* **To do**: Reproduce every line of the material below, but drop the pictures.

::::::::

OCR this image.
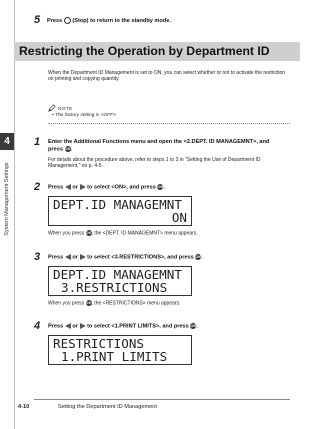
4
System Management Settings
5 Press (Stop) to return to the standby mode.
Restricting the Operation by Department ID
When the Department ID Management is set to ON, you can select whether or not to activate the restriction on printing and copying quantity.
NOTE
• The factory setting is <OFF>.
1 Enter the Additional Functions menu and open the <2.DEPT. ID MANAGEMNT>, and
press OK.
For details about the procedure above, refer to steps 1 to 3 in "Setting the Use of Department ID Management," on p. 4-5.
2 Press or to select <ON>, and press OK.
DEPT.ID MANAGEMNT
ON
When you press OK, the <DEPT. ID MANAGEMNT> menu appears.
3 Press or to select <3.RESTRICTIONS>, and press OK.
DEPT.ID MANAGEMNT
3.RESTRICTIONS
When you press OK, the <RESTRICTIONS> menu appears.
4 Press or to select <1.PRINT LIMITS>, and press OK.
RESTRICTIONS
1.PRINT LIMITS
4-10	Setting the Department ID Management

::::::::

* **Reply**:
OCR this image.
4
System Management Settings
5 Press (Stop) to return to the standby mode.
Restricting the Operation by Department ID
When the Department ID Management is set to ON, you can select whether or not to activate the restriction on printing and copying quantity.
NOTE
• The factory setting is <OFF>.
1 Enter the Additional Functions menu and open the <2.DEPT. ID MANAGEMNT>, and
press OK.
For details about the procedure above, refer to steps 1 to 3 in "Setting the Use of Department ID Management," on p. 4-5.
2 Press or to select <ON>, and press OK.
DEPT.ID MANAGEMNT
ON
When you press OK, the <DEPT. ID MANAGEMNT> menu appears.
3 Press or to select <3.RESTRICTIONS>, and press OK.
DEPT.ID MANAGEMNT
3.RESTRICTIONS
When you press OK, the <RESTRICTIONS> menu appears.
4 Press or to select <1.PRINT LIMITS>, and press OK.
RESTRICTIONS
1.PRINT LIMITS
4-10	Setting the Department ID Management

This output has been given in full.